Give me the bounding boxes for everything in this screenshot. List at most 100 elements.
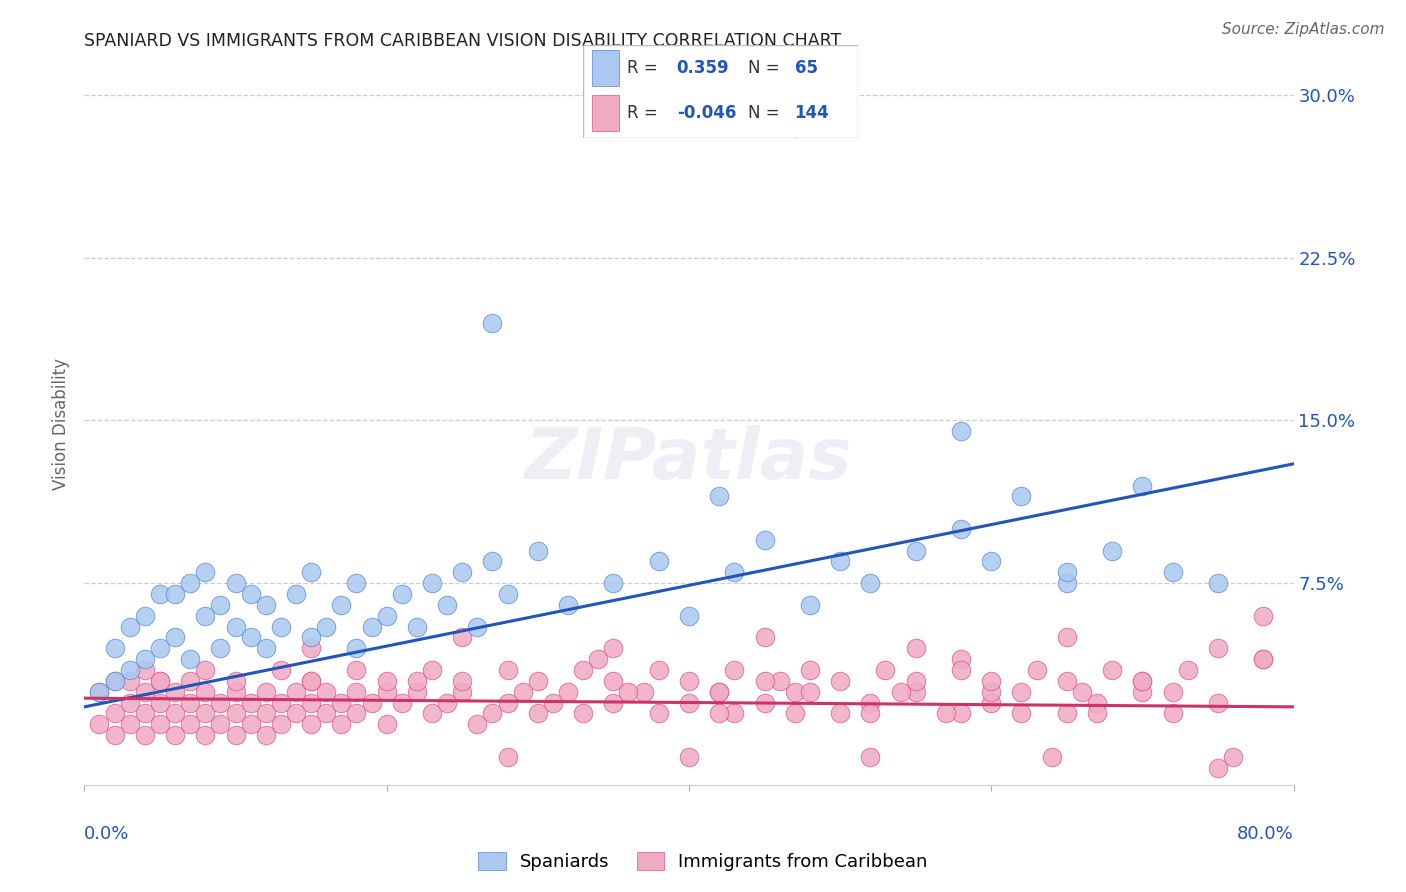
Point bbox=[118, 663, 141, 677]
Point bbox=[225, 619, 247, 633]
Point bbox=[89, 684, 111, 698]
Point bbox=[481, 316, 503, 330]
Point bbox=[1206, 696, 1229, 710]
Point bbox=[194, 728, 217, 742]
Point bbox=[406, 673, 429, 688]
Point bbox=[617, 684, 640, 698]
Point bbox=[557, 598, 579, 612]
Point bbox=[541, 696, 564, 710]
Point bbox=[1177, 663, 1199, 677]
Point bbox=[950, 652, 973, 666]
Point bbox=[299, 641, 322, 656]
Point bbox=[225, 728, 247, 742]
Point bbox=[950, 663, 973, 677]
Point bbox=[1253, 608, 1275, 623]
Point bbox=[299, 566, 322, 580]
Point bbox=[602, 673, 624, 688]
Point bbox=[648, 706, 671, 721]
Point bbox=[451, 673, 474, 688]
Text: R =: R = bbox=[627, 104, 664, 122]
Point bbox=[557, 684, 579, 698]
Y-axis label: Vision Disability: Vision Disability bbox=[52, 358, 70, 490]
Point bbox=[1011, 684, 1033, 698]
Point bbox=[980, 696, 1002, 710]
Point bbox=[1206, 641, 1229, 656]
Text: R =: R = bbox=[627, 59, 664, 77]
Point bbox=[165, 684, 187, 698]
Point bbox=[648, 554, 671, 568]
Point bbox=[769, 673, 792, 688]
Point bbox=[1101, 543, 1123, 558]
Point bbox=[723, 566, 745, 580]
Point bbox=[375, 673, 398, 688]
Point bbox=[225, 576, 247, 591]
Point bbox=[890, 684, 912, 698]
Point bbox=[467, 717, 489, 731]
Point bbox=[254, 706, 277, 721]
Point bbox=[315, 684, 337, 698]
Point bbox=[1011, 706, 1033, 721]
Point bbox=[346, 576, 368, 591]
Point bbox=[360, 619, 382, 633]
Point bbox=[209, 696, 232, 710]
Point bbox=[1085, 696, 1108, 710]
Point bbox=[467, 619, 489, 633]
Point bbox=[179, 652, 201, 666]
Text: 65: 65 bbox=[794, 59, 818, 77]
Point bbox=[1056, 673, 1078, 688]
Point bbox=[572, 663, 595, 677]
Point bbox=[360, 696, 382, 710]
Point bbox=[254, 684, 277, 698]
Point bbox=[602, 641, 624, 656]
Point bbox=[709, 489, 731, 503]
Point bbox=[330, 717, 353, 731]
Point bbox=[104, 673, 127, 688]
Point bbox=[723, 663, 745, 677]
Point bbox=[830, 673, 852, 688]
Point bbox=[830, 706, 852, 721]
Point bbox=[904, 543, 927, 558]
Point bbox=[299, 631, 322, 645]
Point bbox=[254, 598, 277, 612]
Point bbox=[209, 641, 232, 656]
Point bbox=[527, 673, 550, 688]
Point bbox=[830, 554, 852, 568]
Point bbox=[149, 641, 172, 656]
Point bbox=[572, 706, 595, 721]
Point bbox=[299, 717, 322, 731]
Text: -0.046: -0.046 bbox=[676, 104, 737, 122]
Point bbox=[89, 717, 111, 731]
Point bbox=[709, 706, 731, 721]
Point bbox=[225, 673, 247, 688]
Point bbox=[118, 619, 141, 633]
Point bbox=[165, 631, 187, 645]
Point bbox=[754, 631, 776, 645]
Point bbox=[496, 696, 519, 710]
Point bbox=[799, 684, 821, 698]
Point bbox=[346, 641, 368, 656]
Point bbox=[346, 684, 368, 698]
Text: N =: N = bbox=[748, 59, 779, 77]
Point bbox=[179, 696, 201, 710]
Point bbox=[678, 673, 700, 688]
Point bbox=[149, 696, 172, 710]
Point bbox=[783, 120, 806, 135]
Point bbox=[859, 706, 882, 721]
Point bbox=[165, 728, 187, 742]
Point bbox=[980, 554, 1002, 568]
Point bbox=[270, 717, 292, 731]
Point bbox=[1025, 663, 1047, 677]
Point bbox=[346, 706, 368, 721]
Point bbox=[496, 587, 519, 601]
Point bbox=[391, 587, 413, 601]
Text: 0.359: 0.359 bbox=[676, 59, 730, 77]
Point bbox=[481, 554, 503, 568]
Point bbox=[451, 566, 474, 580]
Legend: Spaniards, Immigrants from Caribbean: Spaniards, Immigrants from Caribbean bbox=[471, 845, 935, 879]
Point bbox=[1206, 761, 1229, 775]
Point bbox=[239, 696, 262, 710]
Text: Source: ZipAtlas.com: Source: ZipAtlas.com bbox=[1222, 22, 1385, 37]
Point bbox=[723, 706, 745, 721]
Point bbox=[299, 673, 322, 688]
Point bbox=[254, 728, 277, 742]
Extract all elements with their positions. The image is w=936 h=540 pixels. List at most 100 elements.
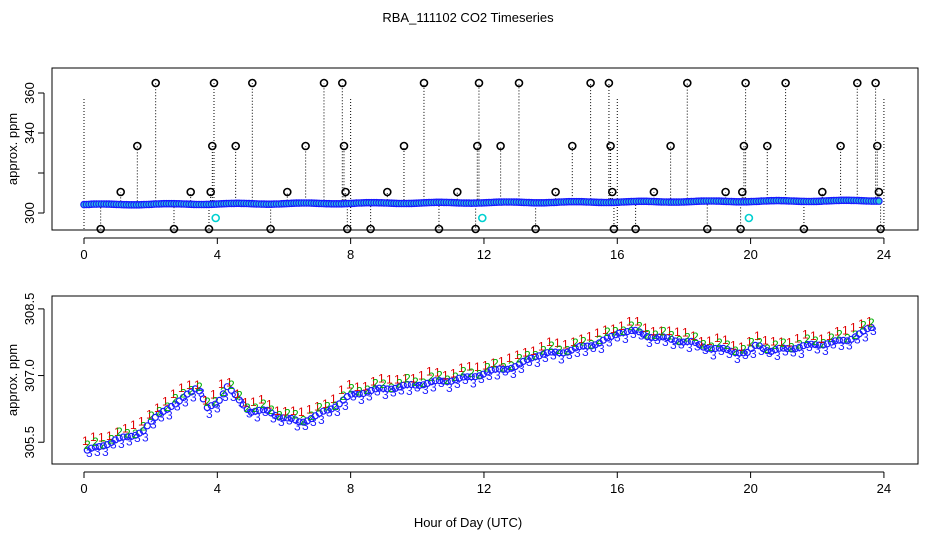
- spike-point: [452, 187, 462, 197]
- series-3-marker: 3: [766, 346, 773, 360]
- top-x-tick-label: 20: [743, 247, 757, 262]
- mean-point: [799, 342, 807, 350]
- series-3-marker: 3: [614, 331, 621, 345]
- series-3-marker: 3: [222, 390, 229, 404]
- series-1-marker: 1: [258, 393, 265, 407]
- series-3-marker: 3: [174, 399, 181, 413]
- bottom-y-axis-label: approx. ppm: [5, 344, 20, 416]
- series-2-marker: 2: [620, 324, 627, 338]
- series-1-marker: 1: [266, 398, 273, 412]
- mean-point: [831, 337, 839, 345]
- series-2-marker: 2: [860, 318, 867, 332]
- mean-point: [375, 384, 383, 392]
- series-2-marker: 2: [108, 433, 115, 447]
- mean-point: [499, 365, 507, 373]
- series-1-marker: 1: [282, 405, 289, 419]
- series-2-marker: 2: [596, 333, 603, 347]
- series-1-marker: 1: [786, 336, 793, 350]
- series-1-marker: 1: [122, 421, 129, 435]
- series-3-marker: 3: [318, 413, 325, 427]
- mean-point: [111, 436, 119, 444]
- series-2-marker: 2: [244, 401, 251, 415]
- mean-point: [867, 323, 875, 332]
- bottom-x-axis: 0 4 8 12 16 20 24: [80, 471, 891, 496]
- series-2-marker: 2: [796, 338, 803, 352]
- top-spike-points: [96, 78, 885, 234]
- mean-point: [699, 343, 707, 351]
- mean-point: [563, 348, 571, 356]
- mean-point: [683, 337, 691, 346]
- series-1-marker: 1: [194, 378, 201, 392]
- spike-point: [682, 78, 692, 88]
- top-y-tick-label: 360: [22, 82, 37, 104]
- series-3-marker: 3: [326, 406, 333, 420]
- series-1-marker: 1: [690, 329, 697, 343]
- series-1-marker: 1: [98, 430, 105, 444]
- series-3-marker: 3: [454, 377, 461, 391]
- mean-point: [583, 342, 591, 350]
- spike-point: [151, 78, 160, 88]
- mean-point: [679, 338, 687, 346]
- series-2-marker: 2: [148, 409, 155, 423]
- mean-point: [587, 342, 595, 350]
- series-1-marker: 1: [226, 376, 233, 390]
- top-y-axis: 300 340 360: [22, 82, 45, 224]
- bottom-y-tick-label: 308.5: [22, 293, 37, 326]
- mean-point: [759, 345, 767, 353]
- series-1-marker: 1: [162, 394, 169, 408]
- series-2-marker: 2: [636, 320, 643, 334]
- mean-point: [647, 333, 655, 342]
- mean-point: [295, 418, 303, 426]
- series-2-marker: 2: [564, 344, 571, 358]
- series-3-marker: 3: [262, 405, 269, 419]
- mean-point: [471, 373, 479, 381]
- series-2-marker: 2: [740, 343, 747, 357]
- mean-point: [559, 349, 567, 357]
- series-3-marker: 3: [118, 437, 125, 451]
- series-3-marker: 3: [382, 388, 389, 402]
- mean-point: [291, 416, 299, 424]
- spike-point: [301, 141, 310, 151]
- mean-point: [719, 344, 727, 352]
- series-1-marker: 1: [754, 329, 761, 343]
- spike-point: [474, 78, 484, 88]
- mean-point: [395, 383, 403, 391]
- mean-point: [731, 349, 739, 357]
- mean-point: [95, 443, 103, 451]
- series-2-marker: 2: [292, 408, 299, 422]
- series-2-marker: 2: [532, 348, 539, 362]
- mean-point: [235, 396, 243, 404]
- x-axis-label: Hour of Day (UTC): [414, 515, 522, 530]
- spike-point: [817, 187, 827, 197]
- mean-point: [823, 340, 831, 348]
- series-2-marker: 2: [836, 328, 843, 342]
- series-2-marker: 2: [764, 342, 771, 356]
- series-3-marker: 3: [478, 372, 485, 386]
- mean-point: [839, 336, 847, 344]
- series-1-marker: 1: [202, 393, 209, 407]
- spike-point: [471, 224, 480, 234]
- series-2-marker: 2: [308, 409, 315, 423]
- mean-point: [591, 341, 599, 349]
- mean-point: [391, 384, 399, 392]
- spike-point: [319, 78, 329, 88]
- series-3-marker: 3: [470, 376, 477, 390]
- series-1-marker: 1: [506, 351, 513, 365]
- series-1-marker: 1: [538, 340, 545, 354]
- mean-point: [443, 378, 451, 386]
- series-2-marker: 2: [252, 401, 259, 415]
- spike-point: [209, 78, 219, 88]
- series-2-marker: 2: [324, 399, 331, 413]
- series-3-marker: 3: [590, 341, 597, 355]
- series-3-marker: 3: [182, 396, 189, 410]
- mean-point: [351, 390, 359, 398]
- mean-point: [227, 386, 235, 394]
- series-3-marker: 3: [854, 333, 861, 347]
- series-2-marker: 2: [868, 316, 875, 330]
- mean-point: [767, 347, 775, 355]
- mean-point: [87, 444, 95, 452]
- mean-point: [859, 327, 867, 335]
- series-1-marker: 1: [210, 388, 217, 402]
- series-1-marker: 1: [298, 405, 305, 419]
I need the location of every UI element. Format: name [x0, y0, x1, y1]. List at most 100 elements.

## PROMPT
Copy out the items from the line with "- spike-point: [452, 187, 462, 197]" up to and including the line with "- series-1-marker: 1: [258, 393, 265, 407]", character for character.

## EXERCISE SOLUTION
- spike-point: [452, 187, 462, 197]
- series-3-marker: 3: [766, 346, 773, 360]
- top-x-tick-label: 20: [743, 247, 757, 262]
- mean-point: [799, 342, 807, 350]
- series-3-marker: 3: [614, 331, 621, 345]
- series-3-marker: 3: [222, 390, 229, 404]
- series-1-marker: 1: [258, 393, 265, 407]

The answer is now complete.